§ **THE RECORDS**:

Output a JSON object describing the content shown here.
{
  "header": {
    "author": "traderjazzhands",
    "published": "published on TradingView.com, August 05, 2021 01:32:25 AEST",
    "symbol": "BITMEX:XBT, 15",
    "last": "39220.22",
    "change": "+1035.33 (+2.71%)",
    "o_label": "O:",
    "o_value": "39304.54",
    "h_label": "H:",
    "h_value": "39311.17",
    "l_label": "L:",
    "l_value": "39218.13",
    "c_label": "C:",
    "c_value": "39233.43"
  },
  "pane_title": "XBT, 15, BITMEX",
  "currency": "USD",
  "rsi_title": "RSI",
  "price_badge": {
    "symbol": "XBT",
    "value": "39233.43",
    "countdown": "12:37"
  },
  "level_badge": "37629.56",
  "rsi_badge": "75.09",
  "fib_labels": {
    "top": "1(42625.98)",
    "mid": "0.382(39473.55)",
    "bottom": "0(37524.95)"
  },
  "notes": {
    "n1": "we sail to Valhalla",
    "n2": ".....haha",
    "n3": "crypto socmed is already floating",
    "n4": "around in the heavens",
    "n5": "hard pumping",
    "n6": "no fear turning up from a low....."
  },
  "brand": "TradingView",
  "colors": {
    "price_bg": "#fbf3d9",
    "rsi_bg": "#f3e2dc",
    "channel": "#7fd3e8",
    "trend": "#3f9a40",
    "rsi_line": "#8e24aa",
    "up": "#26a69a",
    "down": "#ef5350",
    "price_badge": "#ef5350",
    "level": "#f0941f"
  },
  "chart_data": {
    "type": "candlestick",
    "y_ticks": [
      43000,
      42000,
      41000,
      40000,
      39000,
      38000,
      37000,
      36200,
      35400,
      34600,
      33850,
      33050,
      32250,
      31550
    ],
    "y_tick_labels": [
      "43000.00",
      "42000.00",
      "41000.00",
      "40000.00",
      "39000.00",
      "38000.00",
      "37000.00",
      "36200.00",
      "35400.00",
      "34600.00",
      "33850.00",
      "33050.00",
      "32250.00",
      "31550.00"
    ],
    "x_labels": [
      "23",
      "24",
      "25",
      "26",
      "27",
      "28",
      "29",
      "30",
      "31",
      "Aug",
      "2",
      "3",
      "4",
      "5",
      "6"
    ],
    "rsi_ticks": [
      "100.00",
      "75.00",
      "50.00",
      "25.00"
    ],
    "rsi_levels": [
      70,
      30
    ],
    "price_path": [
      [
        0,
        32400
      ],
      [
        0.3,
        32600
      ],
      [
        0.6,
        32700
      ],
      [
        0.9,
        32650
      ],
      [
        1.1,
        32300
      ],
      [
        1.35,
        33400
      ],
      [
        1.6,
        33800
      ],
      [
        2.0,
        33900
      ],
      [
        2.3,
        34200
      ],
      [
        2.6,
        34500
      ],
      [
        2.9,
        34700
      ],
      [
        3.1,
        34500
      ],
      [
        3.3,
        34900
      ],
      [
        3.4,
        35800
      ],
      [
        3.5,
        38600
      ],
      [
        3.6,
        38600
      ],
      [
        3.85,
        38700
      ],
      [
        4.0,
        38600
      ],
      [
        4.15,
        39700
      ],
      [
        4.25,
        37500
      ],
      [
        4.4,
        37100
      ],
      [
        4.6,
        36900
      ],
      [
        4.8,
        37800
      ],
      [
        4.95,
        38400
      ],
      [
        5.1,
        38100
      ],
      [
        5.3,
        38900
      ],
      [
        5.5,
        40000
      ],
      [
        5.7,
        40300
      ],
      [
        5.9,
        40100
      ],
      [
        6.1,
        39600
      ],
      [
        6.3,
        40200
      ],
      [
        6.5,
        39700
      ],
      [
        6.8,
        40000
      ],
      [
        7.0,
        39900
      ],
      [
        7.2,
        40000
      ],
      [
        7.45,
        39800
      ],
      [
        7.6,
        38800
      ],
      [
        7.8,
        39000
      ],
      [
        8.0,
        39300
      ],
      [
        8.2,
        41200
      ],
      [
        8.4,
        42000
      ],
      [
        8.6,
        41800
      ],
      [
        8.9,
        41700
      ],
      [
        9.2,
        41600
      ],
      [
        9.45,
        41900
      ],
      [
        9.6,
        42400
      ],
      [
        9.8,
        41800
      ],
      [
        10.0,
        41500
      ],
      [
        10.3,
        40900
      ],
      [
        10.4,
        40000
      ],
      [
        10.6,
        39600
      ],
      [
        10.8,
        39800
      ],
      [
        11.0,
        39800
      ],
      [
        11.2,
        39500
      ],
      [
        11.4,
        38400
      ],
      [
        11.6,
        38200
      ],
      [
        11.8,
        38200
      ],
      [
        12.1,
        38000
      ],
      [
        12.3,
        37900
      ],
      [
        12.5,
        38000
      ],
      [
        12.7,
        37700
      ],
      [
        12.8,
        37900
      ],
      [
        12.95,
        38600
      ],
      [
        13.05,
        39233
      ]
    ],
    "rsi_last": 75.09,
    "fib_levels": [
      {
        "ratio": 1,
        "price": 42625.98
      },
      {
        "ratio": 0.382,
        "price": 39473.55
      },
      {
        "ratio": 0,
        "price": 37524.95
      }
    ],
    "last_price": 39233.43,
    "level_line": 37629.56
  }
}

§ **YOUR TASK**:
The records above must be repeated exactly, every one of them.

§ **FULL ANSWER**:
Output a JSON object describing the content shown here.
{
  "header": {
    "author": "traderjazzhands",
    "published": "published on TradingView.com, August 05, 2021 01:32:25 AEST",
    "symbol": "BITMEX:XBT, 15",
    "last": "39220.22",
    "change": "+1035.33 (+2.71%)",
    "o_label": "O:",
    "o_value": "39304.54",
    "h_label": "H:",
    "h_value": "39311.17",
    "l_label": "L:",
    "l_value": "39218.13",
    "c_label": "C:",
    "c_value": "39233.43"
  },
  "pane_title": "XBT, 15, BITMEX",
  "currency": "USD",
  "rsi_title": "RSI",
  "price_badge": {
    "symbol": "XBT",
    "value": "39233.43",
    "countdown": "12:37"
  },
  "level_badge": "37629.56",
  "rsi_badge": "75.09",
  "fib_labels": {
    "top": "1(42625.98)",
    "mid": "0.382(39473.55)",
    "bottom": "0(37524.95)"
  },
  "notes": {
    "n1": "we sail to Valhalla",
    "n2": ".....haha",
    "n3": "crypto socmed is already floating",
    "n4": "around in the heavens",
    "n5": "hard pumping",
    "n6": "no fear turning up from a low....."
  },
  "brand": "TradingView",
  "colors": {
    "price_bg": "#fbf3d9",
    "rsi_bg": "#f3e2dc",
    "channel": "#7fd3e8",
    "trend": "#3f9a40",
    "rsi_line": "#8e24aa",
    "up": "#26a69a",
    "down": "#ef5350",
    "price_badge": "#ef5350",
    "level": "#f0941f"
  },
  "chart_data": {
    "type": "candlestick",
    "y_ticks": [
      43000,
      42000,
      41000,
      40000,
      39000,
      38000,
      37000,
      36200,
      35400,
      34600,
      33850,
      33050,
      32250,
      31550
    ],
    "y_tick_labels": [
      "43000.00",
      "42000.00",
      "41000.00",
      "40000.00",
      "39000.00",
      "38000.00",
      "37000.00",
      "36200.00",
      "35400.00",
      "34600.00",
      "33850.00",
      "33050.00",
      "32250.00",
      "31550.00"
    ],
    "x_labels": [
      "23",
      "24",
      "25",
      "26",
      "27",
      "28",
      "29",
      "30",
      "31",
      "Aug",
      "2",
      "3",
      "4",
      "5",
      "6"
    ],
    "rsi_ticks": [
      "100.00",
      "75.00",
      "50.00",
      "25.00"
    ],
    "rsi_levels": [
      70,
      30
    ],
    "price_path": [
      [
        0,
        32400
      ],
      [
        0.3,
        32600
      ],
      [
        0.6,
        32700
      ],
      [
        0.9,
        32650
      ],
      [
        1.1,
        32300
      ],
      [
        1.35,
        33400
      ],
      [
        1.6,
        33800
      ],
      [
        2.0,
        33900
      ],
      [
        2.3,
        34200
      ],
      [
        2.6,
        34500
      ],
      [
        2.9,
        34700
      ],
      [
        3.1,
        34500
      ],
      [
        3.3,
        34900
      ],
      [
        3.4,
        35800
      ],
      [
        3.5,
        38600
      ],
      [
        3.6,
        38600
      ],
      [
        3.85,
        38700
      ],
      [
        4.0,
        38600
      ],
      [
        4.15,
        39700
      ],
      [
        4.25,
        37500
      ],
      [
        4.4,
        37100
      ],
      [
        4.6,
        36900
      ],
      [
        4.8,
        37800
      ],
      [
        4.95,
        38400
      ],
      [
        5.1,
        38100
      ],
      [
        5.3,
        38900
      ],
      [
        5.5,
        40000
      ],
      [
        5.7,
        40300
      ],
      [
        5.9,
        40100
      ],
      [
        6.1,
        39600
      ],
      [
        6.3,
        40200
      ],
      [
        6.5,
        39700
      ],
      [
        6.8,
        40000
      ],
      [
        7.0,
        39900
      ],
      [
        7.2,
        40000
      ],
      [
        7.45,
        39800
      ],
      [
        7.6,
        38800
      ],
      [
        7.8,
        39000
      ],
      [
        8.0,
        39300
      ],
      [
        8.2,
        41200
      ],
      [
        8.4,
        42000
      ],
      [
        8.6,
        41800
      ],
      [
        8.9,
        41700
      ],
      [
        9.2,
        41600
      ],
      [
        9.45,
        41900
      ],
      [
        9.6,
        42400
      ],
      [
        9.8,
        41800
      ],
      [
        10.0,
        41500
      ],
      [
        10.3,
        40900
      ],
      [
        10.4,
        40000
      ],
      [
        10.6,
        39600
      ],
      [
        10.8,
        39800
      ],
      [
        11.0,
        39800
      ],
      [
        11.2,
        39500
      ],
      [
        11.4,
        38400
      ],
      [
        11.6,
        38200
      ],
      [
        11.8,
        38200
      ],
      [
        12.1,
        38000
      ],
      [
        12.3,
        37900
      ],
      [
        12.5,
        38000
      ],
      [
        12.7,
        37700
      ],
      [
        12.8,
        37900
      ],
      [
        12.95,
        38600
      ],
      [
        13.05,
        39233
      ]
    ],
    "rsi_last": 75.09,
    "fib_levels": [
      {
        "ratio": 1,
        "price": 42625.98
      },
      {
        "ratio": 0.382,
        "price": 39473.55
      },
      {
        "ratio": 0,
        "price": 37524.95
      }
    ],
    "last_price": 39233.43,
    "level_line": 37629.56
  }
}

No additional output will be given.